**Job:** Pull every line holding the string "number" from the records below.

**Task input:**
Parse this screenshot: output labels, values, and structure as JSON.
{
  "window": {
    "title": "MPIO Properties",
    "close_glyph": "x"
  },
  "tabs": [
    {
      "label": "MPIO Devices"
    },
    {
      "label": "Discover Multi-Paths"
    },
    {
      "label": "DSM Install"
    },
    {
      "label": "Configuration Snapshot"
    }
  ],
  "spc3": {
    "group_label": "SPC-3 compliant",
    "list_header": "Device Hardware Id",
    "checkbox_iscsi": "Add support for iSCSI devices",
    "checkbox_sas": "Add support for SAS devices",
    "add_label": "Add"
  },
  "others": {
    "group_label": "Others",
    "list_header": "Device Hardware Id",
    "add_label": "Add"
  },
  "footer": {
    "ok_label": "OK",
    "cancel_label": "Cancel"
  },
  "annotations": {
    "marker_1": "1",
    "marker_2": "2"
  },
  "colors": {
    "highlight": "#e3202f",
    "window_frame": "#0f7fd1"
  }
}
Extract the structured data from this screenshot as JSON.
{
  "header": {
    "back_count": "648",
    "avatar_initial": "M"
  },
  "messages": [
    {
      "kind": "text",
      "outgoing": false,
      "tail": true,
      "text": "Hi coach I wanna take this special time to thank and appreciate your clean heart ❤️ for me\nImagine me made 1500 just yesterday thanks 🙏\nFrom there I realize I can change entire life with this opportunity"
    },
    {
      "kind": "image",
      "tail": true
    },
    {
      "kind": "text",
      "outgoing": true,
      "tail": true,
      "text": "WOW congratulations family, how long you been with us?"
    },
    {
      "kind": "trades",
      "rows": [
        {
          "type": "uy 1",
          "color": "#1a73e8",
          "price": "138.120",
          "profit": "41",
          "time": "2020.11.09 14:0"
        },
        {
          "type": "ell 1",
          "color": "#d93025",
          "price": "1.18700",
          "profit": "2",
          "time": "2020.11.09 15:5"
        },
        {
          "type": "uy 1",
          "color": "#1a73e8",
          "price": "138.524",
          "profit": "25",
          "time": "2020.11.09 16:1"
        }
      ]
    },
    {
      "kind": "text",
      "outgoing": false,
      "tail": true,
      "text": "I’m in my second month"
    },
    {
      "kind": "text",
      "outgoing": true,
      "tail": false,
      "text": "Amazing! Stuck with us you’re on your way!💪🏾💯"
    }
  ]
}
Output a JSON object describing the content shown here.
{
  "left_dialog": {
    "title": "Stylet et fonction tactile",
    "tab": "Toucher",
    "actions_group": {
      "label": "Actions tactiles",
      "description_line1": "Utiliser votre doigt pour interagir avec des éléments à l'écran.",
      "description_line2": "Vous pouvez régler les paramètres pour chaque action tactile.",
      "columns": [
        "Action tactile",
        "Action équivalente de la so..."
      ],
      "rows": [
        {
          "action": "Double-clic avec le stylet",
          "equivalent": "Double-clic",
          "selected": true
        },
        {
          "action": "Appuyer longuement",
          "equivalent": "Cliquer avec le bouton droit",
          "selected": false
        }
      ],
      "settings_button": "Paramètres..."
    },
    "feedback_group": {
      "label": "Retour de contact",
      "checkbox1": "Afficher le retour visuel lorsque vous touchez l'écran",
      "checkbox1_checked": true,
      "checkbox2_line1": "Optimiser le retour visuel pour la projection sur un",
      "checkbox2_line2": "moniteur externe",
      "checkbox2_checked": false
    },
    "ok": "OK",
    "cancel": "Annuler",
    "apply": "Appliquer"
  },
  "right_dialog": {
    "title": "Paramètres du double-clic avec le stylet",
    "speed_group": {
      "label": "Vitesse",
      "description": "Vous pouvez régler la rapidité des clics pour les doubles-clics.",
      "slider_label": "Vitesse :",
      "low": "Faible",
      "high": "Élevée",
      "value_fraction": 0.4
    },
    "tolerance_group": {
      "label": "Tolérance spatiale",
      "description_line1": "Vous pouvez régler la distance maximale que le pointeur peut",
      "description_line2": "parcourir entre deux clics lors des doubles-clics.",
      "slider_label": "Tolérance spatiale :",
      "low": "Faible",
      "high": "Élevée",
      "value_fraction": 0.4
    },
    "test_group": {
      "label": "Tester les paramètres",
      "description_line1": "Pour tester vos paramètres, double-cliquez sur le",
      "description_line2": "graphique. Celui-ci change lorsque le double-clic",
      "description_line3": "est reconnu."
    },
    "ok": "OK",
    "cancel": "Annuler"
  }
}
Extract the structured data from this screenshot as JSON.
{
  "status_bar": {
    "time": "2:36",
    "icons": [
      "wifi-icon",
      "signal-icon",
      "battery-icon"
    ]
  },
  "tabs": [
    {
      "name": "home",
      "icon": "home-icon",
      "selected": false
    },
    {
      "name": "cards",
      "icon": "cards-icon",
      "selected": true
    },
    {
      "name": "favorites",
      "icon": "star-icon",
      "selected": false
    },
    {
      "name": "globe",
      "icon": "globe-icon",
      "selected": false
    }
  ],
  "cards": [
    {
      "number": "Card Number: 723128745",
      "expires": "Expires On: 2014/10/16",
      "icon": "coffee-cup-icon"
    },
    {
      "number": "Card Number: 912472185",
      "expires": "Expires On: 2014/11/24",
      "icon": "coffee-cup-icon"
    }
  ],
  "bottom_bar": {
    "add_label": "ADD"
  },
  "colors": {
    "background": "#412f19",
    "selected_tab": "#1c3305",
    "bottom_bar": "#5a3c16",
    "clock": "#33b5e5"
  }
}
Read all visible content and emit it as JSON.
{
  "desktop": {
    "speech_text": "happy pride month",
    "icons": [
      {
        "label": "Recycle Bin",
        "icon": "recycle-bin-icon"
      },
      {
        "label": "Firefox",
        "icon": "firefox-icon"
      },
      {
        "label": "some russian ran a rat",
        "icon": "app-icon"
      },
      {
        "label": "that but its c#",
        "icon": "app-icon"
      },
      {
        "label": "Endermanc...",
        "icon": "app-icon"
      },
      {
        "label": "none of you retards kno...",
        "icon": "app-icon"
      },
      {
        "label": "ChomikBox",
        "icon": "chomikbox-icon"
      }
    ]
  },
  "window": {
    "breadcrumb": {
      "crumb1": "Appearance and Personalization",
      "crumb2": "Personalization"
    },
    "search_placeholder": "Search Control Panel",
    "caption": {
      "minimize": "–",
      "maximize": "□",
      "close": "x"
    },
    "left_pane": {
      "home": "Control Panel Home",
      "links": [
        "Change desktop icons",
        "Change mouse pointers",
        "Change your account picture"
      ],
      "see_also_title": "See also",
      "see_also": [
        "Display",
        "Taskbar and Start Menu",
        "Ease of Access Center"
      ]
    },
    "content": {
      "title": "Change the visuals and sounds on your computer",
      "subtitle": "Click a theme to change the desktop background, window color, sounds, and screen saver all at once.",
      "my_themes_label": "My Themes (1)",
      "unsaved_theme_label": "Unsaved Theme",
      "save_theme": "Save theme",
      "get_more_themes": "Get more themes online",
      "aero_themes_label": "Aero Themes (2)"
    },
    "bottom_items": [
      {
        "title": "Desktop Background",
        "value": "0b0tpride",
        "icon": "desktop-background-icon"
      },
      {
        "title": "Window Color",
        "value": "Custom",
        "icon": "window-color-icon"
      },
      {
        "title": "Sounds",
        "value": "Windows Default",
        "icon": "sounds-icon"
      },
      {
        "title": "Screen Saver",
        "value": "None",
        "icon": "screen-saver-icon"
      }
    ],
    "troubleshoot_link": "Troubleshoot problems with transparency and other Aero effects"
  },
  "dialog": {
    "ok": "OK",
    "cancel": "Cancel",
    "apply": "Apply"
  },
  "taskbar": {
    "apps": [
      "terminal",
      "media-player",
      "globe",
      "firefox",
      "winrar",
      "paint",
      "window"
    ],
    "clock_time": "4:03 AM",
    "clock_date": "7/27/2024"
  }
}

**Answer in full:**
      "number": "Card Number: 723128745",
      "number": "Card Number: 912472185",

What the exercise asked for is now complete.